#### Exercise objective
Give back the records below exactly, every one, with no pictures.

═════ Records for processing

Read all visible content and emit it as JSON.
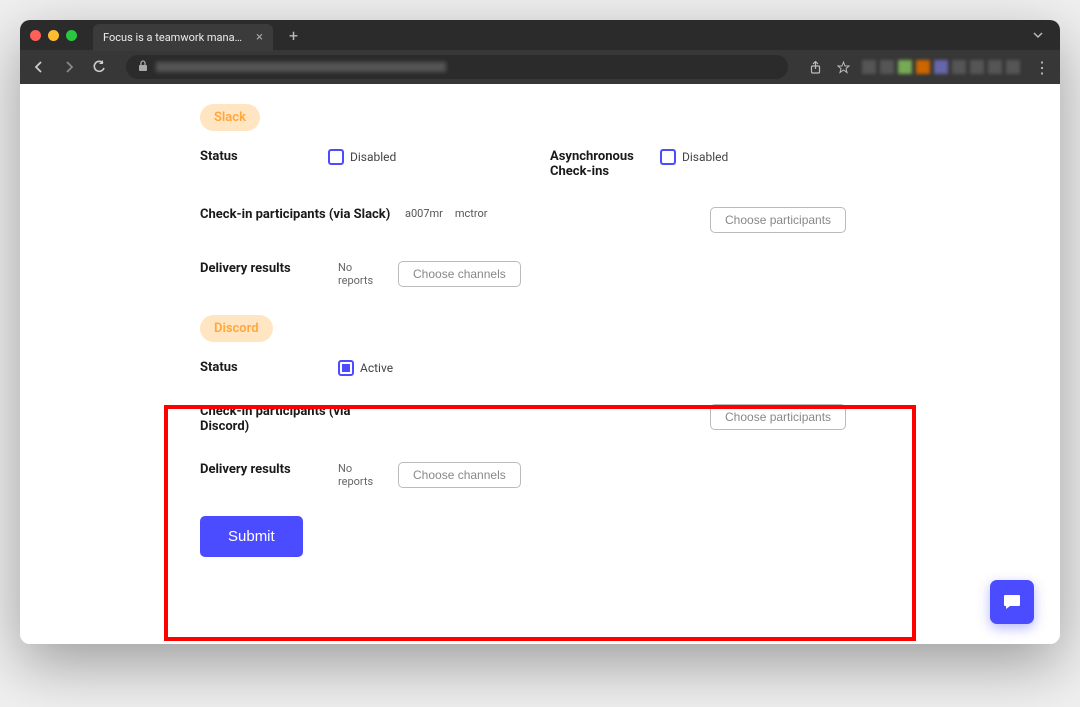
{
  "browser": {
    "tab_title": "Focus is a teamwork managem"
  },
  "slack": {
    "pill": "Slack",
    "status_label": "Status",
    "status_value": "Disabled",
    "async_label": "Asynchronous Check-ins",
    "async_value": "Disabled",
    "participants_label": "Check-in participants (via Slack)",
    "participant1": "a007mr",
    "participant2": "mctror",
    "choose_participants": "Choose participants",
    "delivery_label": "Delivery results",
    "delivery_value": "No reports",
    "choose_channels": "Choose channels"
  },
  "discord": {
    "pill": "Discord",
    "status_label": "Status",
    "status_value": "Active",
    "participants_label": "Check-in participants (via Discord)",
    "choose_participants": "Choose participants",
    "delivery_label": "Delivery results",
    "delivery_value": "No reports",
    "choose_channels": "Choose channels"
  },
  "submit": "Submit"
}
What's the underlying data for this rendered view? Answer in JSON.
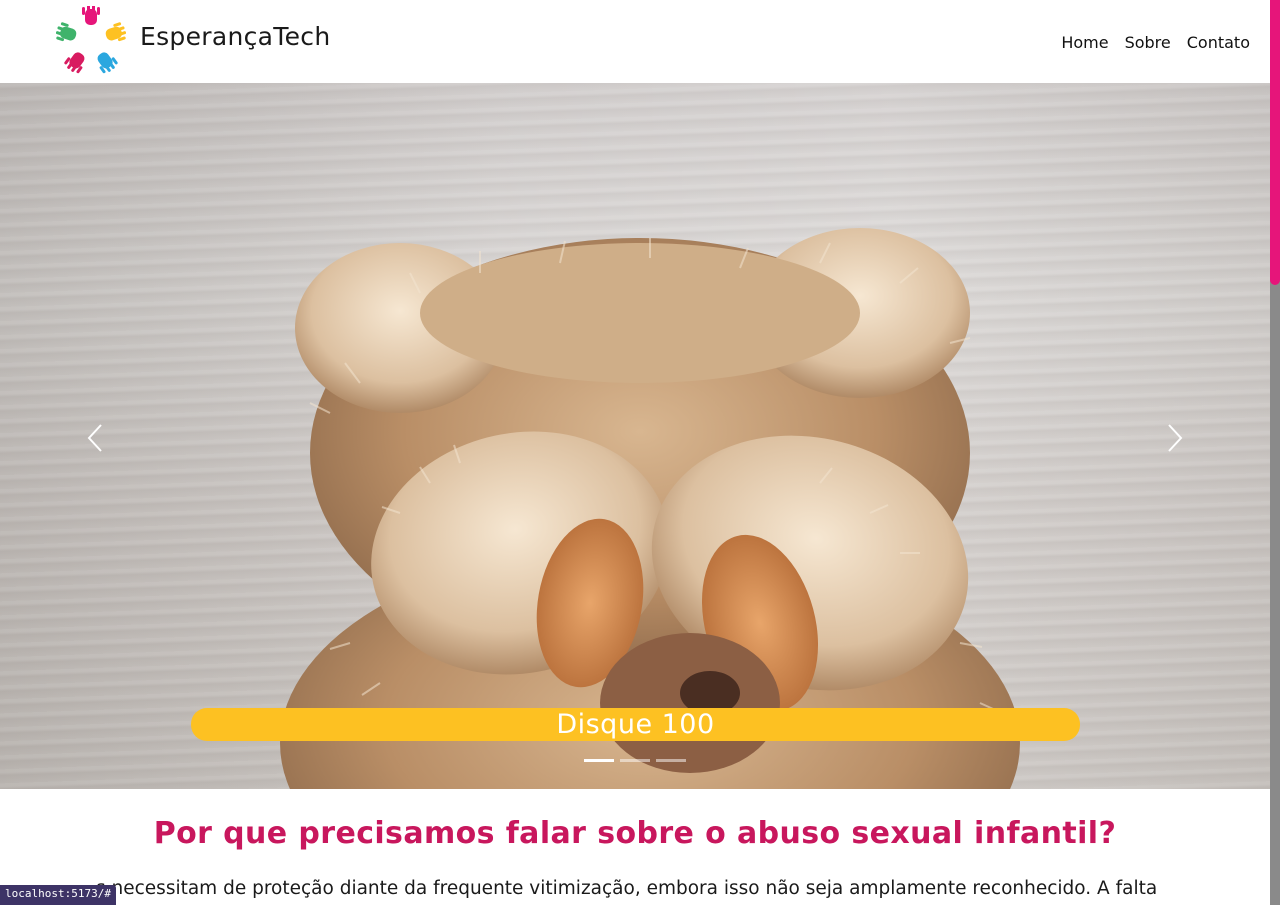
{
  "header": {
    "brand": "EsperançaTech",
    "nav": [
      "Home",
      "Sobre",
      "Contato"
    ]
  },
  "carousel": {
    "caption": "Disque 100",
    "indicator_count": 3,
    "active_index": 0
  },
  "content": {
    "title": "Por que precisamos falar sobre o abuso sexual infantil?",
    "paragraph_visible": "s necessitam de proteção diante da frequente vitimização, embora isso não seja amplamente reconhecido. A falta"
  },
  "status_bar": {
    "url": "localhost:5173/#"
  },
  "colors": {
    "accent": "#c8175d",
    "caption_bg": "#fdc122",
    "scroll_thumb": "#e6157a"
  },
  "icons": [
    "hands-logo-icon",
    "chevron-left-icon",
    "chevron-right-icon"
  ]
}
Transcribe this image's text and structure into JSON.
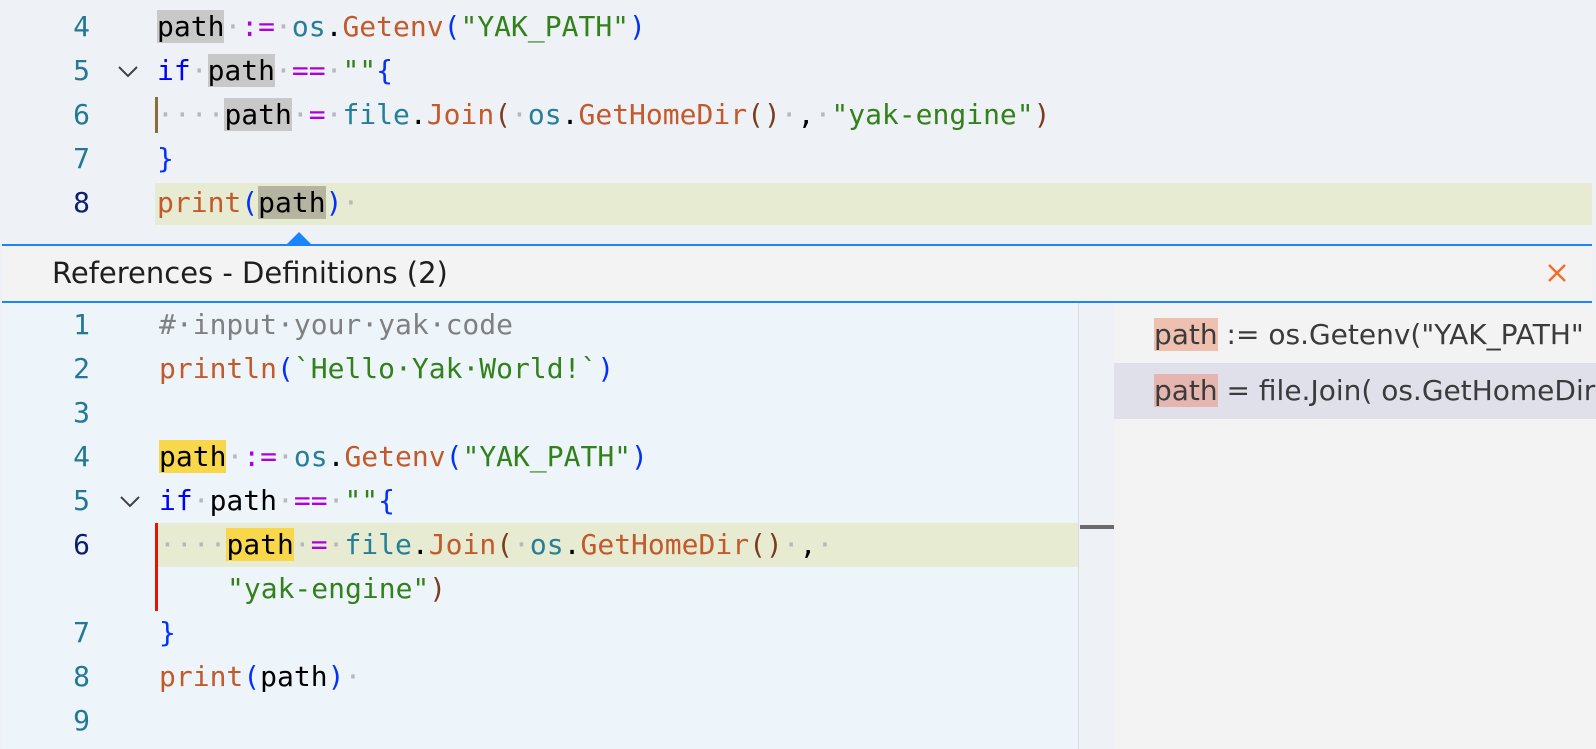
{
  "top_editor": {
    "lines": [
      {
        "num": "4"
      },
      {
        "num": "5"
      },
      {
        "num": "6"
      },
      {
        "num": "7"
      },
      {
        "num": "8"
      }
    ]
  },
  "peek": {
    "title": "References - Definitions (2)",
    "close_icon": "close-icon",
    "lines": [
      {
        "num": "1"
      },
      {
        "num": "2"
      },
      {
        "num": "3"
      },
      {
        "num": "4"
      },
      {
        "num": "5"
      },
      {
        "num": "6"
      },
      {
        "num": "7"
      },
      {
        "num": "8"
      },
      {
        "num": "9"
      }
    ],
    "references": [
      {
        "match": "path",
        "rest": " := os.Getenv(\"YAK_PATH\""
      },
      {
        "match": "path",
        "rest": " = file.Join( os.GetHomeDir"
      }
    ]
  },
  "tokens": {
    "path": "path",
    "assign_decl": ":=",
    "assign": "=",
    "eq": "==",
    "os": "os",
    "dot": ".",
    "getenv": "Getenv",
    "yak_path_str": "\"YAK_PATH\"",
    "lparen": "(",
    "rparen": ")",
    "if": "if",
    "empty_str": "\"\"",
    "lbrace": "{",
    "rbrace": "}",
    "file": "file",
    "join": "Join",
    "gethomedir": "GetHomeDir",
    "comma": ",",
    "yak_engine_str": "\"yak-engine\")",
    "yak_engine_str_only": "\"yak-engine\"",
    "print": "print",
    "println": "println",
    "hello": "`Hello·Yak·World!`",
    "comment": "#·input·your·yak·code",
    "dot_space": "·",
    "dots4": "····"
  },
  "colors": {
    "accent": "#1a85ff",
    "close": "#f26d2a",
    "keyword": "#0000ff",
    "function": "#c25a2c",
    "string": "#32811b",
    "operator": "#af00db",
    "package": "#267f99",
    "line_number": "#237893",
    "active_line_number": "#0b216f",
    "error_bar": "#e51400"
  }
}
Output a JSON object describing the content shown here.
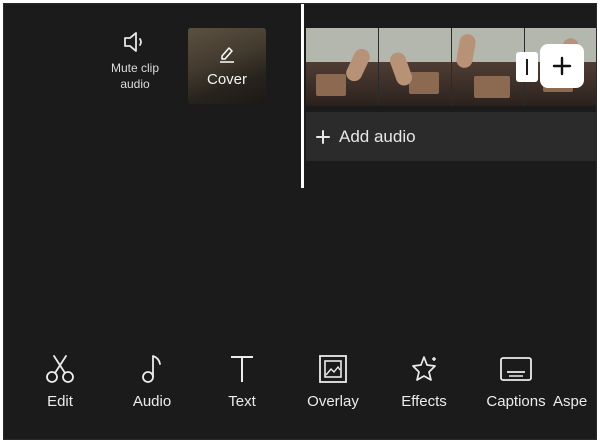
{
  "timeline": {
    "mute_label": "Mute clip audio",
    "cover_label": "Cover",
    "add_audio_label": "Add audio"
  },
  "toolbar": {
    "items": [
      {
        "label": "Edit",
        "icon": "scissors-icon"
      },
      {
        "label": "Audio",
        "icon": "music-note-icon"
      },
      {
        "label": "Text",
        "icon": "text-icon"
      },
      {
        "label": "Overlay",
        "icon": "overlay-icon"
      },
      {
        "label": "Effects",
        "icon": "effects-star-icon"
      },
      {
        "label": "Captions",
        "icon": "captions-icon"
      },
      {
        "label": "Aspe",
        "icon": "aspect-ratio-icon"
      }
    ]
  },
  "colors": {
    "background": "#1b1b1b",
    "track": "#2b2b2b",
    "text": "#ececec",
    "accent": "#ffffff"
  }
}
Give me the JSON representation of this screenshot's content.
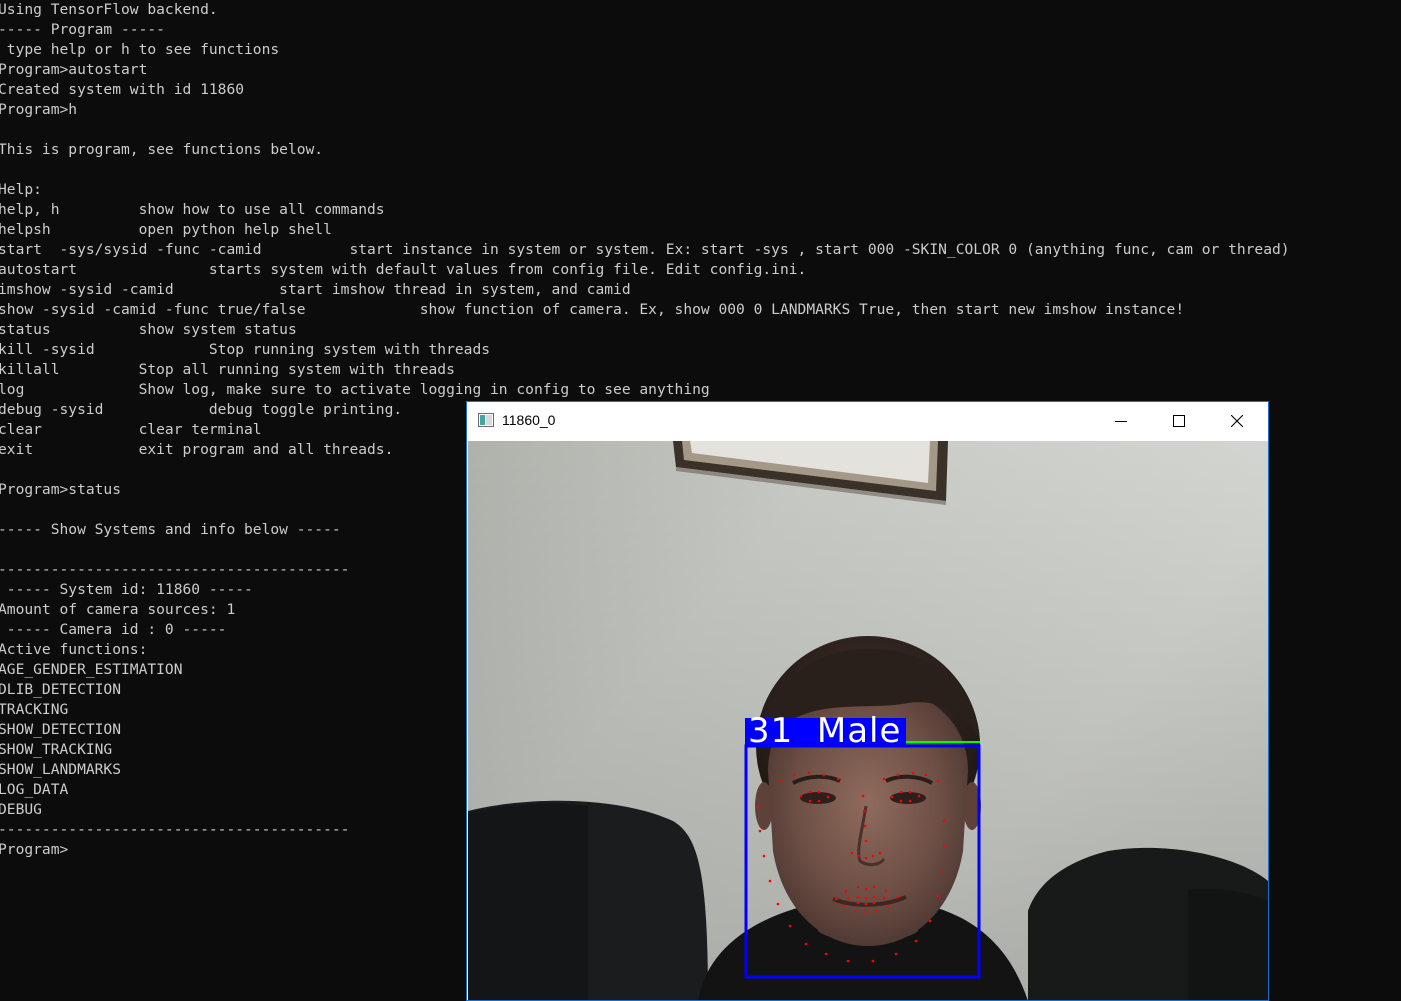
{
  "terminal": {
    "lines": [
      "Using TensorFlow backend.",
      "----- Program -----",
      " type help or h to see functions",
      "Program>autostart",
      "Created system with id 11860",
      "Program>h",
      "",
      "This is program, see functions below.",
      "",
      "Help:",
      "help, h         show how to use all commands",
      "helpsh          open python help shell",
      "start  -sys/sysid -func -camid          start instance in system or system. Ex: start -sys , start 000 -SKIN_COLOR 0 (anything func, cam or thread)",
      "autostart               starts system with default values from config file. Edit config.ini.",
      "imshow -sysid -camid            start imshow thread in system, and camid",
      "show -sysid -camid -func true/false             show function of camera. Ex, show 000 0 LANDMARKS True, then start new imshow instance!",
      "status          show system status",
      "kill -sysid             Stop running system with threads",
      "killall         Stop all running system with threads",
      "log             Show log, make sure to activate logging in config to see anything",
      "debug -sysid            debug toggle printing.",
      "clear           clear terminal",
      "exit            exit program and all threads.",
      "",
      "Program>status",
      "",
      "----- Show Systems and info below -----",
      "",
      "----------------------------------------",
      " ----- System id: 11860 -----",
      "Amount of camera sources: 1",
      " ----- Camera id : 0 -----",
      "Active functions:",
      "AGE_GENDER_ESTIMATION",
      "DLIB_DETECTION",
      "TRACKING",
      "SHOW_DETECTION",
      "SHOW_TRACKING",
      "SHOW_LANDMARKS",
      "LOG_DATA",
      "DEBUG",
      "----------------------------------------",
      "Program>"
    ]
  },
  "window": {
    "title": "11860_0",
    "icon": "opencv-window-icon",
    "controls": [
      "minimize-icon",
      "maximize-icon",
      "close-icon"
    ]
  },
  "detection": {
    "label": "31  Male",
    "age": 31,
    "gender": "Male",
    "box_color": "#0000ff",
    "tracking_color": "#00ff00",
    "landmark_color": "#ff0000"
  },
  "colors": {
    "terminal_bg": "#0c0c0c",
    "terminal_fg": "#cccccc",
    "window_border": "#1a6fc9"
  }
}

══════════

#### Exercise result
Read all visible content and emit it as JSON.
{
  "browser": {
    "tab_title": "Focus is a teamwork managem"
  },
  "slack": {
    "pill": "Slack",
    "status_label": "Status",
    "status_value": "Disabled",
    "async_label": "Asynchronous Check-ins",
    "async_value": "Disabled",
    "participants_label": "Check-in participants (via Slack)",
    "participant1": "a007mr",
    "participant2": "mctror",
    "choose_participants": "Choose participants",
    "delivery_label": "Delivery results",
    "delivery_value": "No reports",
    "choose_channels": "Choose channels"
  },
  "discord": {
    "pill": "Discord",
    "status_label": "Status",
    "status_value": "Active",
    "participants_label": "Check-in participants (via Discord)",
    "choose_participants": "Choose participants",
    "delivery_label": "Delivery results",
    "delivery_value": "No reports",
    "choose_channels": "Choose channels"
  },
  "submit": "Submit"
}
What's the underlying data for this rendered view? Answer in JSON.
{
  "header": {
    "brand": "EsperançaTech",
    "nav": [
      "Home",
      "Sobre",
      "Contato"
    ]
  },
  "carousel": {
    "caption": "Disque 100",
    "indicator_count": 3,
    "active_index": 0
  },
  "content": {
    "title": "Por que precisamos falar sobre o abuso sexual infantil?",
    "paragraph_visible": "s necessitam de proteção diante da frequente vitimização, embora isso não seja amplamente reconhecido. A falta"
  },
  "status_bar": {
    "url": "localhost:5173/#"
  },
  "colors": {
    "accent": "#c8175d",
    "caption_bg": "#fdc122",
    "scroll_thumb": "#e6157a"
  },
  "icons": [
    "hands-logo-icon",
    "chevron-left-icon",
    "chevron-right-icon"
  ]
}
Transcribe this image's text and structure into JSON.
{
  "top_editor": {
    "lines": [
      {
        "num": "4"
      },
      {
        "num": "5"
      },
      {
        "num": "6"
      },
      {
        "num": "7"
      },
      {
        "num": "8"
      }
    ]
  },
  "peek": {
    "title": "References - Definitions (2)",
    "close_icon": "close-icon",
    "lines": [
      {
        "num": "1"
      },
      {
        "num": "2"
      },
      {
        "num": "3"
      },
      {
        "num": "4"
      },
      {
        "num": "5"
      },
      {
        "num": "6"
      },
      {
        "num": "7"
      },
      {
        "num": "8"
      },
      {
        "num": "9"
      }
    ],
    "references": [
      {
        "match": "path",
        "rest": " := os.Getenv(\"YAK_PATH\""
      },
      {
        "match": "path",
        "rest": " = file.Join( os.GetHomeDir"
      }
    ]
  },
  "tokens": {
    "path": "path",
    "assign_decl": ":=",
    "assign": "=",
    "eq": "==",
    "os": "os",
    "dot": ".",
    "getenv": "Getenv",
    "yak_path_str": "\"YAK_PATH\"",
    "lparen": "(",
    "rparen": ")",
    "if": "if",
    "empty_str": "\"\"",
    "lbrace": "{",
    "rbrace": "}",
    "file": "file",
    "join": "Join",
    "gethomedir": "GetHomeDir",
    "comma": ",",
    "yak_engine_str": "\"yak-engine\")",
    "yak_engine_str_only": "\"yak-engine\"",
    "print": "print",
    "println": "println",
    "hello": "`Hello·Yak·World!`",
    "comment": "#·input·your·yak·code",
    "dot_space": "·",
    "dots4": "····"
  },
  "colors": {
    "accent": "#1a85ff",
    "close": "#f26d2a",
    "keyword": "#0000ff",
    "function": "#c25a2c",
    "string": "#32811b",
    "operator": "#af00db",
    "package": "#267f99",
    "line_number": "#237893",
    "active_line_number": "#0b216f",
    "error_bar": "#e51400"
  }
}
Output a JSON object describing the content shown here.
{
  "timeline": {
    "mute_label": "Mute clip audio",
    "cover_label": "Cover",
    "add_audio_label": "Add audio"
  },
  "toolbar": {
    "items": [
      {
        "label": "Edit",
        "icon": "scissors-icon"
      },
      {
        "label": "Audio",
        "icon": "music-note-icon"
      },
      {
        "label": "Text",
        "icon": "text-icon"
      },
      {
        "label": "Overlay",
        "icon": "overlay-icon"
      },
      {
        "label": "Effects",
        "icon": "effects-star-icon"
      },
      {
        "label": "Captions",
        "icon": "captions-icon"
      },
      {
        "label": "Aspe",
        "icon": "aspect-ratio-icon"
      }
    ]
  },
  "colors": {
    "background": "#1b1b1b",
    "track": "#2b2b2b",
    "text": "#ececec",
    "accent": "#ffffff"
  }
}
Give me the JSON representation of this screenshot's content.
{
  "terminal": {
    "lines": [
      "Using TensorFlow backend.",
      "----- Program -----",
      " type help or h to see functions",
      "Program>autostart",
      "Created system with id 11860",
      "Program>h",
      "",
      "This is program, see functions below.",
      "",
      "Help:",
      "help, h         show how to use all commands",
      "helpsh          open python help shell",
      "start  -sys/sysid -func -camid          start instance in system or system. Ex: start -sys , start 000 -SKIN_COLOR 0 (anything func, cam or thread)",
      "autostart               starts system with default values from config file. Edit config.ini.",
      "imshow -sysid -camid            start imshow thread in system, and camid",
      "show -sysid -camid -func true/false             show function of camera. Ex, show 000 0 LANDMARKS True, then start new imshow instance!",
      "status          show system status",
      "kill -sysid             Stop running system with threads",
      "killall         Stop all running system with threads",
      "log             Show log, make sure to activate logging in config to see anything",
      "debug -sysid            debug toggle printing.",
      "clear           clear terminal",
      "exit            exit program and all threads.",
      "",
      "Program>status",
      "",
      "----- Show Systems and info below -----",
      "",
      "----------------------------------------",
      " ----- System id: 11860 -----",
      "Amount of camera sources: 1",
      " ----- Camera id : 0 -----",
      "Active functions:",
      "AGE_GENDER_ESTIMATION",
      "DLIB_DETECTION",
      "TRACKING",
      "SHOW_DETECTION",
      "SHOW_TRACKING",
      "SHOW_LANDMARKS",
      "LOG_DATA",
      "DEBUG",
      "----------------------------------------",
      "Program>"
    ]
  },
  "window": {
    "title": "11860_0",
    "icon": "opencv-window-icon",
    "controls": [
      "minimize-icon",
      "maximize-icon",
      "close-icon"
    ]
  },
  "detection": {
    "label": "31  Male",
    "age": 31,
    "gender": "Male",
    "box_color": "#0000ff",
    "tracking_color": "#00ff00",
    "landmark_color": "#ff0000"
  },
  "colors": {
    "terminal_bg": "#0c0c0c",
    "terminal_fg": "#cccccc",
    "window_border": "#1a6fc9"
  }
}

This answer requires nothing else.